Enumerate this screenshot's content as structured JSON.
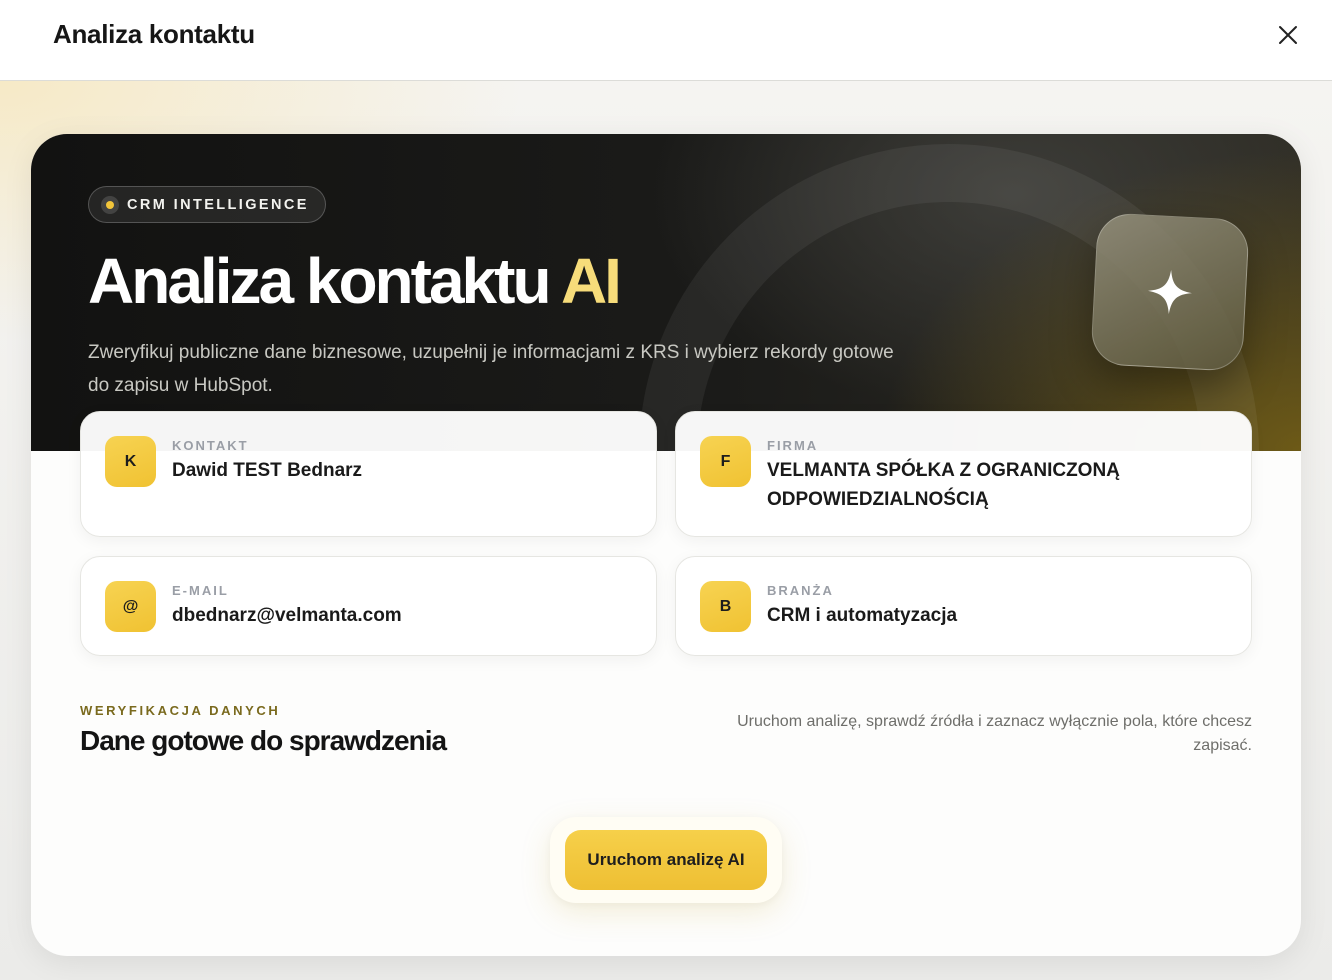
{
  "header": {
    "title": "Analiza kontaktu",
    "close_icon": "close-icon"
  },
  "hero": {
    "pill_label": "CRM INTELLIGENCE",
    "title_main": "Analiza kontaktu",
    "title_accent": "AI",
    "description": "Zweryfikuj publiczne dane biznesowe, uzupełnij je informacjami z KRS i wybierz rekordy gotowe do zapisu w HubSpot.",
    "icon": "sparkle-icon",
    "accent_color": "#f7dc7a"
  },
  "fields": [
    {
      "badge": "K",
      "label": "KONTAKT",
      "value": "Dawid TEST Bednarz"
    },
    {
      "badge": "F",
      "label": "FIRMA",
      "value": "VELMANTA SPÓŁKA Z OGRANICZONĄ ODPOWIEDZIALNOŚCIĄ"
    },
    {
      "badge": "@",
      "label": "E-MAIL",
      "value": "dbednarz@velmanta.com"
    },
    {
      "badge": "B",
      "label": "BRANŻA",
      "value": "CRM i automatyzacja"
    }
  ],
  "verification": {
    "eyebrow": "WERYFIKACJA DANYCH",
    "title": "Dane gotowe do sprawdzenia",
    "hint": "Uruchom analizę, sprawdź źródła i zaznacz wyłącznie pola, które chcesz zapisać."
  },
  "cta": {
    "label": "Uruchom analizę AI",
    "color": "#f2c63c"
  }
}
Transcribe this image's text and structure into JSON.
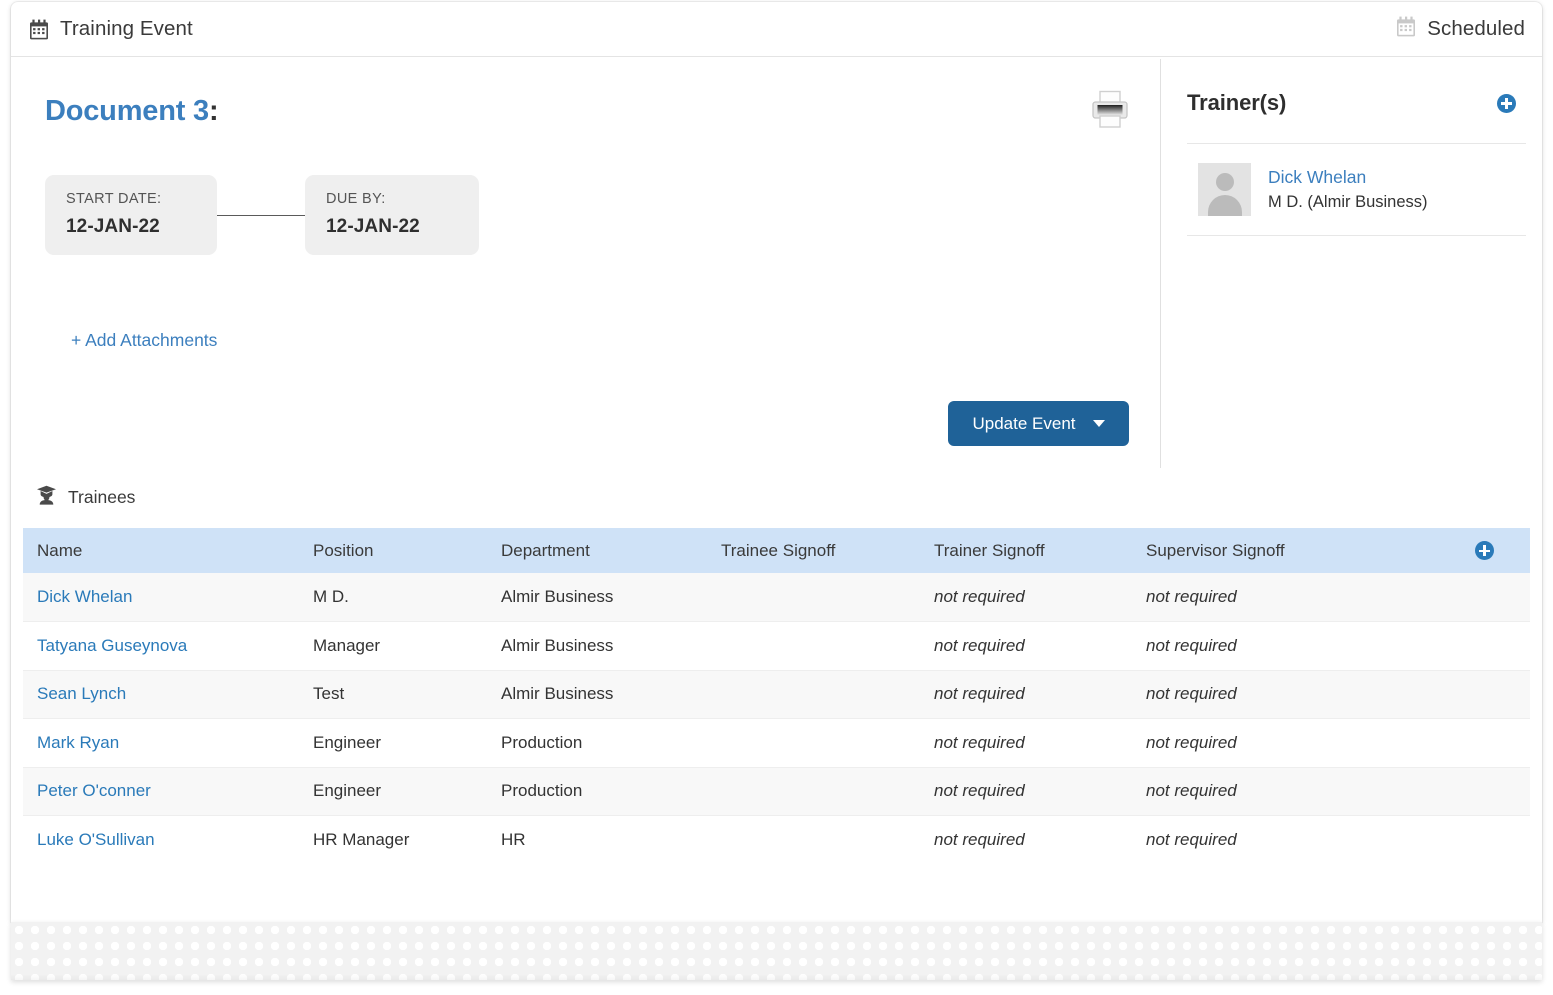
{
  "topbar": {
    "icon": "calendar-icon",
    "title": "Training Event",
    "status_icon": "calendar-icon",
    "status": "Scheduled"
  },
  "main": {
    "document_title": "Document 3",
    "document_title_colon": ":",
    "print_icon": "printer-icon",
    "start_date": {
      "label": "START DATE:",
      "value": "12-JAN-22"
    },
    "due_by": {
      "label": "DUE BY:",
      "value": "12-JAN-22"
    },
    "add_attachments": "+ Add Attachments",
    "update_button": "Update Event"
  },
  "trainers": {
    "title": "Trainer(s)",
    "add_icon": "plus-circle-icon",
    "people": [
      {
        "name": "Dick Whelan",
        "role": "M D. (Almir Business)",
        "avatar": "person-avatar"
      }
    ]
  },
  "trainees": {
    "icon": "graduate-person-icon",
    "label": "Trainees",
    "add_icon": "plus-circle-icon",
    "columns": [
      "Name",
      "Position",
      "Department",
      "Trainee Signoff",
      "Trainer Signoff",
      "Supervisor Signoff",
      ""
    ],
    "rows": [
      {
        "name": "Dick Whelan",
        "position": "M D.",
        "department": "Almir Business",
        "trainee_signoff": "",
        "trainer_signoff": "not required",
        "supervisor_signoff": "not required"
      },
      {
        "name": "Tatyana Guseynova",
        "position": "Manager",
        "department": "Almir Business",
        "trainee_signoff": "",
        "trainer_signoff": "not required",
        "supervisor_signoff": "not required"
      },
      {
        "name": "Sean Lynch",
        "position": "Test",
        "department": "Almir Business",
        "trainee_signoff": "",
        "trainer_signoff": "not required",
        "supervisor_signoff": "not required"
      },
      {
        "name": "Mark Ryan",
        "position": "Engineer",
        "department": "Production",
        "trainee_signoff": "",
        "trainer_signoff": "not required",
        "supervisor_signoff": "not required"
      },
      {
        "name": "Peter O'conner",
        "position": "Engineer",
        "department": "Production",
        "trainee_signoff": "",
        "trainer_signoff": "not required",
        "supervisor_signoff": "not required"
      },
      {
        "name": "Luke O'Sullivan",
        "position": "HR Manager",
        "department": "HR",
        "trainee_signoff": "",
        "trainer_signoff": "not required",
        "supervisor_signoff": "not required"
      }
    ]
  },
  "colors": {
    "link": "#2a7ab9",
    "title": "#3c7fbe",
    "button": "#1f6298",
    "table_header": "#cfe2f7",
    "muted": "#8c8c8c"
  }
}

_ _ _ _ _

> [EXERCISE DETAILS]:
Pictures are to be left out; repeat all the remaining data exactly.

> [SOLUTION TO THE EXERCISE]:
Enumerate this screenshot's content as structured JSON.
{
  "header": {
    "title": "Analiza kontaktu",
    "close_icon": "close-icon"
  },
  "hero": {
    "pill_label": "CRM INTELLIGENCE",
    "title_main": "Analiza kontaktu",
    "title_accent": "AI",
    "description": "Zweryfikuj publiczne dane biznesowe, uzupełnij je informacjami z KRS i wybierz rekordy gotowe do zapisu w HubSpot.",
    "icon": "sparkle-icon",
    "accent_color": "#f7dc7a"
  },
  "fields": [
    {
      "badge": "K",
      "label": "KONTAKT",
      "value": "Dawid TEST Bednarz"
    },
    {
      "badge": "F",
      "label": "FIRMA",
      "value": "VELMANTA SPÓŁKA Z OGRANICZONĄ ODPOWIEDZIALNOŚCIĄ"
    },
    {
      "badge": "@",
      "label": "E-MAIL",
      "value": "dbednarz@velmanta.com"
    },
    {
      "badge": "B",
      "label": "BRANŻA",
      "value": "CRM i automatyzacja"
    }
  ],
  "verification": {
    "eyebrow": "WERYFIKACJA DANYCH",
    "title": "Dane gotowe do sprawdzenia",
    "hint": "Uruchom analizę, sprawdź źródła i zaznacz wyłącznie pola, które chcesz zapisać."
  },
  "cta": {
    "label": "Uruchom analizę AI",
    "color": "#f2c63c"
  }
}
Transcribe this image's text and structure into JSON.
{
  "topbar": {
    "icon": "calendar-icon",
    "title": "Training Event",
    "status_icon": "calendar-icon",
    "status": "Scheduled"
  },
  "main": {
    "document_title": "Document 3",
    "document_title_colon": ":",
    "print_icon": "printer-icon",
    "start_date": {
      "label": "START DATE:",
      "value": "12-JAN-22"
    },
    "due_by": {
      "label": "DUE BY:",
      "value": "12-JAN-22"
    },
    "add_attachments": "+ Add Attachments",
    "update_button": "Update Event"
  },
  "trainers": {
    "title": "Trainer(s)",
    "add_icon": "plus-circle-icon",
    "people": [
      {
        "name": "Dick Whelan",
        "role": "M D. (Almir Business)",
        "avatar": "person-avatar"
      }
    ]
  },
  "trainees": {
    "icon": "graduate-person-icon",
    "label": "Trainees",
    "add_icon": "plus-circle-icon",
    "columns": [
      "Name",
      "Position",
      "Department",
      "Trainee Signoff",
      "Trainer Signoff",
      "Supervisor Signoff",
      ""
    ],
    "rows": [
      {
        "name": "Dick Whelan",
        "position": "M D.",
        "department": "Almir Business",
        "trainee_signoff": "",
        "trainer_signoff": "not required",
        "supervisor_signoff": "not required"
      },
      {
        "name": "Tatyana Guseynova",
        "position": "Manager",
        "department": "Almir Business",
        "trainee_signoff": "",
        "trainer_signoff": "not required",
        "supervisor_signoff": "not required"
      },
      {
        "name": "Sean Lynch",
        "position": "Test",
        "department": "Almir Business",
        "trainee_signoff": "",
        "trainer_signoff": "not required",
        "supervisor_signoff": "not required"
      },
      {
        "name": "Mark Ryan",
        "position": "Engineer",
        "department": "Production",
        "trainee_signoff": "",
        "trainer_signoff": "not required",
        "supervisor_signoff": "not required"
      },
      {
        "name": "Peter O'conner",
        "position": "Engineer",
        "department": "Production",
        "trainee_signoff": "",
        "trainer_signoff": "not required",
        "supervisor_signoff": "not required"
      },
      {
        "name": "Luke O'Sullivan",
        "position": "HR Manager",
        "department": "HR",
        "trainee_signoff": "",
        "trainer_signoff": "not required",
        "supervisor_signoff": "not required"
      }
    ]
  },
  "colors": {
    "link": "#2a7ab9",
    "title": "#3c7fbe",
    "button": "#1f6298",
    "table_header": "#cfe2f7",
    "muted": "#8c8c8c"
  }
}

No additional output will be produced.